**OBJECTIVE:** Transcribe everything in the data word for word. Pictures are left out.

**MATERIAL FOR THE TASK:**
····················
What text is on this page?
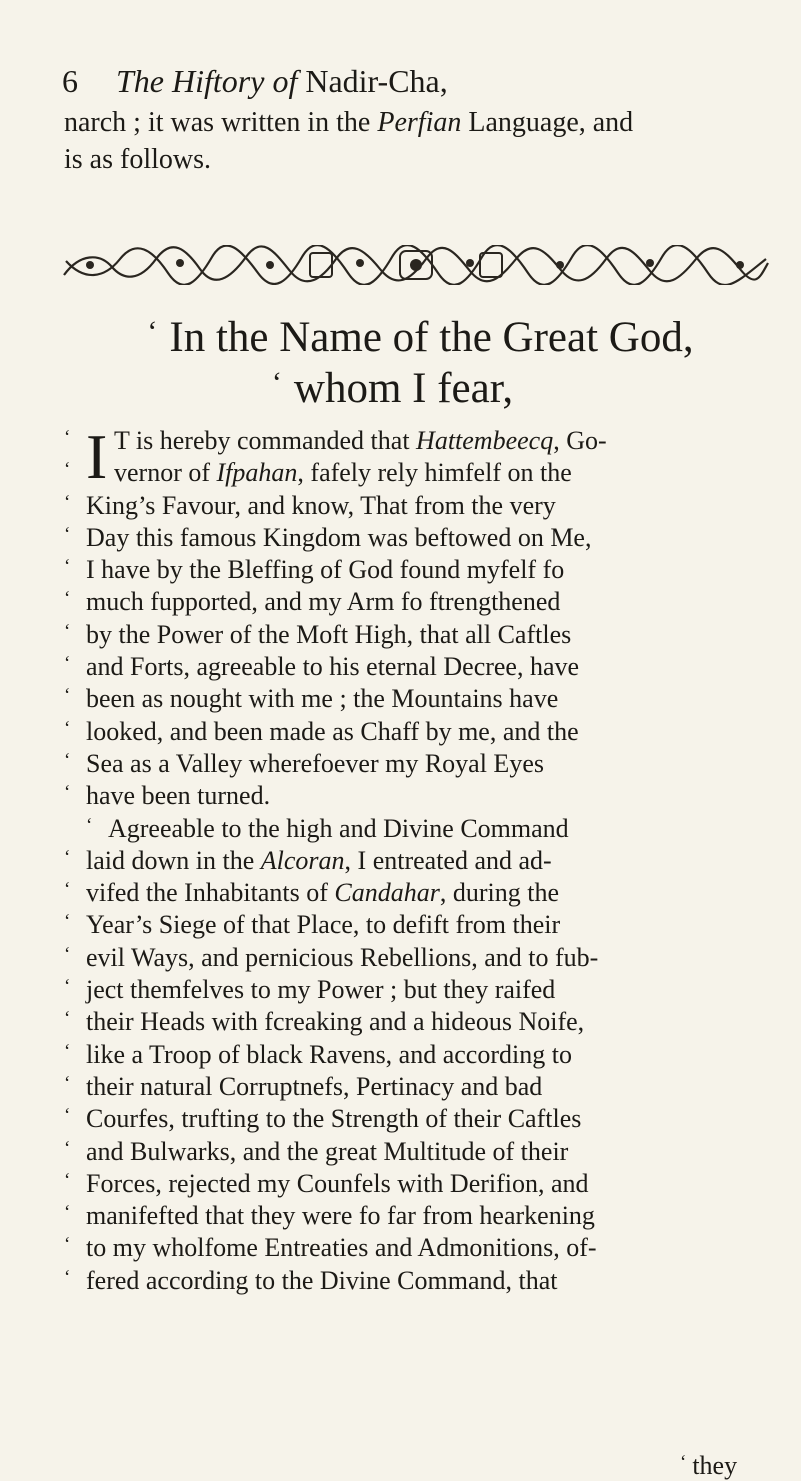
6 The Hiftory of Nadir-Cha,
narch ; it was written in the Perfian Language, and
is as follows.
‘ In the Name of the Great God,
‘ whom I fear,
‘ I T is hereby commanded that Hattembeecq, Go-
‘ vernor of Ifpahan, fafely rely himfelf on the
‘ King’s Favour, and know, That from the very
‘ Day this famous Kingdom was beftowed on Me,
‘ I have by the Bleffing of God found myfelf fo
‘ much fupported, and my Arm fo ftrengthened
‘ by the Power of the Moft High, that all Caftles
‘ and Forts, agreeable to his eternal Decree, have
‘ been as nought with me ; the Mountains have
‘ looked, and been made as Chaff by me, and the
‘ Sea as a Valley wherefoever my Royal Eyes
‘ have been turned.
‘ Agreeable to the high and Divine Command
‘ laid down in the Alcoran, I entreated and ad-
‘ vifed the Inhabitants of Candahar, during the
‘ Year’s Siege of that Place, to defift from their
‘ evil Ways, and pernicious Rebellions, and to fub-
‘ ject themfelves to my Power ; but they raifed
‘ their Heads with fcreaking and a hideous Noife,
‘ like a Troop of black Ravens, and according to
‘ their natural Corruptnefs, Pertinacy and bad
‘ Courfes, trufting to the Strength of their Caftles
‘ and Bulwarks, and the great Multitude of their
‘ Forces, rejected my Counfels with Derifion, and
‘ manifefted that they were fo far from hearkening
‘ to my wholfome Entreaties and Admonitions, of-
‘ fered according to the Divine Command, that
‘ they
····················
**THE COMPLETED TASK:**
What text is on this page?
6 The Hiftory of Nadir-Cha,
narch ; it was written in the Perfian Language, and
is as follows.
‘ In the Name of the Great God,
‘ whom I fear,
‘ I T is hereby commanded that Hattembeecq, Go-
‘ vernor of Ifpahan, fafely rely himfelf on the
‘ King’s Favour, and know, That from the very
‘ Day this famous Kingdom was beftowed on Me,
‘ I have by the Bleffing of God found myfelf fo
‘ much fupported, and my Arm fo ftrengthened
‘ by the Power of the Moft High, that all Caftles
‘ and Forts, agreeable to his eternal Decree, have
‘ been as nought with me ; the Mountains have
‘ looked, and been made as Chaff by me, and the
‘ Sea as a Valley wherefoever my Royal Eyes
‘ have been turned.
‘ Agreeable to the high and Divine Command
‘ laid down in the Alcoran, I entreated and ad-
‘ vifed the Inhabitants of Candahar, during the
‘ Year’s Siege of that Place, to defift from their
‘ evil Ways, and pernicious Rebellions, and to fub-
‘ ject themfelves to my Power ; but they raifed
‘ their Heads with fcreaking and a hideous Noife,
‘ like a Troop of black Ravens, and according to
‘ their natural Corruptnefs, Pertinacy and bad
‘ Courfes, trufting to the Strength of their Caftles
‘ and Bulwarks, and the great Multitude of their
‘ Forces, rejected my Counfels with Derifion, and
‘ manifefted that they were fo far from hearkening
‘ to my wholfome Entreaties and Admonitions, of-
‘ fered according to the Divine Command, that
‘ they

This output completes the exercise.